# TASK REQUIREMENTS
Each line that holds the word "Costs" is to be identified and copied.

# MATERIAL FOR THIS TASK

+--

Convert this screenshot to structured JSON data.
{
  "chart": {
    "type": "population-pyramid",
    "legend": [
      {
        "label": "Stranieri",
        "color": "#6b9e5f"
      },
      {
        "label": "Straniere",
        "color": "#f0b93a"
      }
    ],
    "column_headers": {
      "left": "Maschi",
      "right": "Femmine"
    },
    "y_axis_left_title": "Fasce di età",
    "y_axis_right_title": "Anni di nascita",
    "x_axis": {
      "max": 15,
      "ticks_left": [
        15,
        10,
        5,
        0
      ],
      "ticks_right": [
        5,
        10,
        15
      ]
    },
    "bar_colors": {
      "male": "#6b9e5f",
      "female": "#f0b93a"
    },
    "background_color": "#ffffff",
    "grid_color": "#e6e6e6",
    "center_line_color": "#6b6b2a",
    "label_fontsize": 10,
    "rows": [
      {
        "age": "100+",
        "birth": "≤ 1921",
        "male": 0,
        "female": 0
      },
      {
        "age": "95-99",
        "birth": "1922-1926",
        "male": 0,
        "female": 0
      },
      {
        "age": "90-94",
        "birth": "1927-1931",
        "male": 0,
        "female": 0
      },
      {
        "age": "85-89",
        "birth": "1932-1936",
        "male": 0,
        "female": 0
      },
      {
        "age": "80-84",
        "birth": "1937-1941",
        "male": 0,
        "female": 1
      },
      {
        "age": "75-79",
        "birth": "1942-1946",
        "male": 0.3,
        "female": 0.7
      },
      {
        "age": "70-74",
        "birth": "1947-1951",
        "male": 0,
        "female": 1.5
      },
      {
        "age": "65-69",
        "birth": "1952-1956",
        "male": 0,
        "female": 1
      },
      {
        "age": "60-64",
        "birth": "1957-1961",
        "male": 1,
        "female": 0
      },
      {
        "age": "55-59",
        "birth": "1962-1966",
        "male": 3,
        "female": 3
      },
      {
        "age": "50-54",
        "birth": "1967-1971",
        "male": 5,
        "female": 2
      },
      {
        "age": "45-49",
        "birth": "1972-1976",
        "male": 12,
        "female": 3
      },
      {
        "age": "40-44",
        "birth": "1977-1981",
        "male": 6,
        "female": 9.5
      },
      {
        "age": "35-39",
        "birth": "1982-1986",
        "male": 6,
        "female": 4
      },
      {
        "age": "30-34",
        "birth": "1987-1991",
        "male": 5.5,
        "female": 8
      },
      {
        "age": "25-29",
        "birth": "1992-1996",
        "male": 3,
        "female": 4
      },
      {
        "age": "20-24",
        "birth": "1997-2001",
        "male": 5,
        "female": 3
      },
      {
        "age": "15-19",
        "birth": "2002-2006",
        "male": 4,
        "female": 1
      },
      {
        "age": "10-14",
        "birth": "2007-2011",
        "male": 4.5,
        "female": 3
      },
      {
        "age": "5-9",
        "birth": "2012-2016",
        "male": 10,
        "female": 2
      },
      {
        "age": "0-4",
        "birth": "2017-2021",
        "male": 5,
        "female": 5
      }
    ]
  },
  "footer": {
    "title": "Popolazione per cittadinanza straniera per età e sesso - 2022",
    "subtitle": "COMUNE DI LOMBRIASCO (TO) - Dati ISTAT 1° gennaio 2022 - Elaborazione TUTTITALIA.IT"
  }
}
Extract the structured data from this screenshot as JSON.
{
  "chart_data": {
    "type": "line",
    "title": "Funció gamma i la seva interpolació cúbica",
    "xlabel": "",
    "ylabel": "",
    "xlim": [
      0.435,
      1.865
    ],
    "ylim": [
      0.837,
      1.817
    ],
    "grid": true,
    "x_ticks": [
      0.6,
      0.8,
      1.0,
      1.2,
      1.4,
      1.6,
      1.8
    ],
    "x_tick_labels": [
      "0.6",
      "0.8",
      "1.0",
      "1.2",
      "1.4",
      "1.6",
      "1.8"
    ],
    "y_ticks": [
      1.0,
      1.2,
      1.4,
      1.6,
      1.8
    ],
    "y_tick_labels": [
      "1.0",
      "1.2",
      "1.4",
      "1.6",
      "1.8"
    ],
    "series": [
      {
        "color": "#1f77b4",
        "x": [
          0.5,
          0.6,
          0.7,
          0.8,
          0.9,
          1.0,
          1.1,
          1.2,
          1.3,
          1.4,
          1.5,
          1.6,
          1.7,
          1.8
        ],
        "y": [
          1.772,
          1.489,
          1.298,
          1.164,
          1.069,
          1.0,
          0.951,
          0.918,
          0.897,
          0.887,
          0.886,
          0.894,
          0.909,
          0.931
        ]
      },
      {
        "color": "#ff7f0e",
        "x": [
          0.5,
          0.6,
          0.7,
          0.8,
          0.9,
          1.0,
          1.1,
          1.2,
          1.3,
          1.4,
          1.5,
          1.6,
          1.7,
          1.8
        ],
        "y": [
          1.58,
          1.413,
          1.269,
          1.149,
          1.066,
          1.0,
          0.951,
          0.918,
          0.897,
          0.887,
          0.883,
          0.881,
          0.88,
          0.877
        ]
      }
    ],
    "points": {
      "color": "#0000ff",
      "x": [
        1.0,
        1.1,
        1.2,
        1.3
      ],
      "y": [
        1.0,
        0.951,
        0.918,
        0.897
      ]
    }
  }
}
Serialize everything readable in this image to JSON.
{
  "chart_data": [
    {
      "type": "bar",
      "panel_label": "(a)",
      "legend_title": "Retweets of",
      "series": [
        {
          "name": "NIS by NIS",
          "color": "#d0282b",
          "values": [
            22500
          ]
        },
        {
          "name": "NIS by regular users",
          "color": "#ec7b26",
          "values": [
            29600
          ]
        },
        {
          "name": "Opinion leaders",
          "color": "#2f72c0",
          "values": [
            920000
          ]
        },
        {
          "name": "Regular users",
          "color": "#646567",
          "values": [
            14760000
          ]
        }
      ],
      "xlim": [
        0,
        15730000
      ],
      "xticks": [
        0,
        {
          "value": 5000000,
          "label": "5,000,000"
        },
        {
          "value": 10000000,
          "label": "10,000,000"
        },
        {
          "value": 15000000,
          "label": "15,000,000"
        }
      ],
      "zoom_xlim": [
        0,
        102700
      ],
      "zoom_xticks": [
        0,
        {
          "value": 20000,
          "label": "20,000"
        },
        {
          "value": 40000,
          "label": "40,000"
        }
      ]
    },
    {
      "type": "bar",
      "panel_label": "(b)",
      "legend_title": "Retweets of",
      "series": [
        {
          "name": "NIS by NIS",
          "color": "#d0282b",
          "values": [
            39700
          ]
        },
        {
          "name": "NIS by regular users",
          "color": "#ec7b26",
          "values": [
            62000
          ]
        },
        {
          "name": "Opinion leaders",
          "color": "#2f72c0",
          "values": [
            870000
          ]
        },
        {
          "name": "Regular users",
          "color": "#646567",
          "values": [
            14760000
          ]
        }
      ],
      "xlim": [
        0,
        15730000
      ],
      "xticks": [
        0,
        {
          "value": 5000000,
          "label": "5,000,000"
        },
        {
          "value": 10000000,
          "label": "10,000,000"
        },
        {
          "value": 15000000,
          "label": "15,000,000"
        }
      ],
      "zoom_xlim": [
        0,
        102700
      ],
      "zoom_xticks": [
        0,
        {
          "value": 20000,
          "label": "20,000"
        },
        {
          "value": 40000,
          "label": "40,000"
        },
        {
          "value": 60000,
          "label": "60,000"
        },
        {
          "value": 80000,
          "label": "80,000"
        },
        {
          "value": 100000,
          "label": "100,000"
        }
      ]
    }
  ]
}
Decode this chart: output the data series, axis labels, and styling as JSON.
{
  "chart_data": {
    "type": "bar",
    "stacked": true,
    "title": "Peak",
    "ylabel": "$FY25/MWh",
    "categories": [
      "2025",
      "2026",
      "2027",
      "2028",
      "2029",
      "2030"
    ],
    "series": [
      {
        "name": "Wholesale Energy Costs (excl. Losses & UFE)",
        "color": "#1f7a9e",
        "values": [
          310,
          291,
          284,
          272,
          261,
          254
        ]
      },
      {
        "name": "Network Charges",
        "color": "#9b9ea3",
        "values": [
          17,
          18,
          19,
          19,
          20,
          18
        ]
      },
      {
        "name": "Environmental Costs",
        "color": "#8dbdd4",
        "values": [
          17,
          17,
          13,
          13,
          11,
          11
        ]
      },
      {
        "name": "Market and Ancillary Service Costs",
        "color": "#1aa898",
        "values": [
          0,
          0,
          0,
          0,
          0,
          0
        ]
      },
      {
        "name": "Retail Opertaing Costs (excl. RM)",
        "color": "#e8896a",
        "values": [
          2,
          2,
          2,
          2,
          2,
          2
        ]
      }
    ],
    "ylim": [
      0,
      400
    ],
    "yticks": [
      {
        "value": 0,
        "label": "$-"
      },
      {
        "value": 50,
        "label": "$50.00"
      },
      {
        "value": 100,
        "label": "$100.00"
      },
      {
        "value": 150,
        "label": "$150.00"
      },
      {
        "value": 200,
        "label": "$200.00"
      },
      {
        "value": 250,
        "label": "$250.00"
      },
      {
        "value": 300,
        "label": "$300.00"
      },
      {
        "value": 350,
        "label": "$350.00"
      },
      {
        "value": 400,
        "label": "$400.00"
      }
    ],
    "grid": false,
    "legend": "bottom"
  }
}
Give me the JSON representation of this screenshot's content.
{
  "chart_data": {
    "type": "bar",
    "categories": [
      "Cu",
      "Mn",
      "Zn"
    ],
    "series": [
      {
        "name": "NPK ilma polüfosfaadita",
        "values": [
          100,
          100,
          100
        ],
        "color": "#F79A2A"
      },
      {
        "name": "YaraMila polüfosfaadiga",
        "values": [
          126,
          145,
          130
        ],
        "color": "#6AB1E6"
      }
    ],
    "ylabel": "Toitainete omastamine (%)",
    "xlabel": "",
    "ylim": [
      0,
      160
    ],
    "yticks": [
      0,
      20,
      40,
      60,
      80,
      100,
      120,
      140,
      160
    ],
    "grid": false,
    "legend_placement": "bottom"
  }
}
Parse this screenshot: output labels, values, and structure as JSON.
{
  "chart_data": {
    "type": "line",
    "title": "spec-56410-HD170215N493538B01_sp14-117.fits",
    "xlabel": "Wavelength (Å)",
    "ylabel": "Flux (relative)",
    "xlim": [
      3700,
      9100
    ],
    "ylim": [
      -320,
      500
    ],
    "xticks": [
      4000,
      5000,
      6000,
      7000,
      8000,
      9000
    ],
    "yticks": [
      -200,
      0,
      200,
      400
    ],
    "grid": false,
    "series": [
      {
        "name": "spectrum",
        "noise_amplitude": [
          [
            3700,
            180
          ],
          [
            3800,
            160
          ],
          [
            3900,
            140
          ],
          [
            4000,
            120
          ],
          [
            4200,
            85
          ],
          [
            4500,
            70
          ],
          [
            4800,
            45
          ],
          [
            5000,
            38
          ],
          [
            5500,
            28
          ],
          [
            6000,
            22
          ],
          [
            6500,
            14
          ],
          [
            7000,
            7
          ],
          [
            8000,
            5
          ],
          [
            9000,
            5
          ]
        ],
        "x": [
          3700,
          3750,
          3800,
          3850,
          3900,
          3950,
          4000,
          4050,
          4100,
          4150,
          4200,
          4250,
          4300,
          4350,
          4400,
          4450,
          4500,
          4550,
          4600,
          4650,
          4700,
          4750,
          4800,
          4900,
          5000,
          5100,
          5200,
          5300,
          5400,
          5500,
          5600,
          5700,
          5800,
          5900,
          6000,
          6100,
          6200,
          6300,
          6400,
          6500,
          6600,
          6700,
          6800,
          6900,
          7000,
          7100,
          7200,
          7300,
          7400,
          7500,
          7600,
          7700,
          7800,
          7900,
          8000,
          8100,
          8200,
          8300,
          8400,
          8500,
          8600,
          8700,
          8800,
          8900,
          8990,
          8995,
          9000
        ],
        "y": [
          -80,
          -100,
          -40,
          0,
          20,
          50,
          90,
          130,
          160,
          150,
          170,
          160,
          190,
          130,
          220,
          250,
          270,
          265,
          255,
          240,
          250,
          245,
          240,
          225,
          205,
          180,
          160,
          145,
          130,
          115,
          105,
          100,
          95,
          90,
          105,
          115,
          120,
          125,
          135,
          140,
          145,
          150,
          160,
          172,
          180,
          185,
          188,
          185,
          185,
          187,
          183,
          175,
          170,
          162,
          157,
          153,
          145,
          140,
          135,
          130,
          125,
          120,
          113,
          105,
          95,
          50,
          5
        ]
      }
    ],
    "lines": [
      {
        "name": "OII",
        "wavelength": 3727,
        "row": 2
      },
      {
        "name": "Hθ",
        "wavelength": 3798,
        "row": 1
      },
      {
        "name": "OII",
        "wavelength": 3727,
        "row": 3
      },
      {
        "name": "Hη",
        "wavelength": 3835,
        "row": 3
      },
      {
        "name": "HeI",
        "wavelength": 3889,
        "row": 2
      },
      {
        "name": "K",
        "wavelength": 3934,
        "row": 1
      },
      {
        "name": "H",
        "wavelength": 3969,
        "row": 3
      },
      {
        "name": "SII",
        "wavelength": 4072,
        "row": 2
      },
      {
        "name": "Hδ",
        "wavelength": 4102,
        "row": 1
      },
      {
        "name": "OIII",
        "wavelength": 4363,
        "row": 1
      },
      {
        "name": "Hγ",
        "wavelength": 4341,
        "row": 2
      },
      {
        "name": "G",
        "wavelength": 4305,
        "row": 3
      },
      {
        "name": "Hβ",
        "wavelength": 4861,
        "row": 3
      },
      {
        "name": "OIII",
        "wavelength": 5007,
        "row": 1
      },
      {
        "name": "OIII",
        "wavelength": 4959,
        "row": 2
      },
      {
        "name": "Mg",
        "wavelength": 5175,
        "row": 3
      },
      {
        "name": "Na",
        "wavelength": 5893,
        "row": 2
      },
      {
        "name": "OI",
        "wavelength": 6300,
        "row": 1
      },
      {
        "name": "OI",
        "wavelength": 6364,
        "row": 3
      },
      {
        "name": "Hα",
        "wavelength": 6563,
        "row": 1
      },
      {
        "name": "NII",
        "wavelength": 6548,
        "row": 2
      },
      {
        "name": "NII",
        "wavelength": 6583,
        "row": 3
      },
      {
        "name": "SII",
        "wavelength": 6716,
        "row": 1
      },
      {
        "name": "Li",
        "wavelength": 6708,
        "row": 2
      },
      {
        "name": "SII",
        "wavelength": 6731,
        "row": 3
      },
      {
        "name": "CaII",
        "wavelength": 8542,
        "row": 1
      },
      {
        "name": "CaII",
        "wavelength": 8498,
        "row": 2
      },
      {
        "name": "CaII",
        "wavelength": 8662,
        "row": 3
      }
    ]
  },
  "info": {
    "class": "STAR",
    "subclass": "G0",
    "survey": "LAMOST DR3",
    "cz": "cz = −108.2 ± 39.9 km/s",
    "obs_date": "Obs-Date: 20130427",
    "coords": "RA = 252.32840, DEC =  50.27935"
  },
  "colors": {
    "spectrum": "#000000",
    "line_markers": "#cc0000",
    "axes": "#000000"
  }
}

+--

# THE RESULT
        "name": "Wholesale Energy Costs (excl. Losses & UFE)",
        "name": "Environmental Costs",
        "name": "Market and Ancillary Service Costs",
        "name": "Retail Opertaing Costs (excl. RM)",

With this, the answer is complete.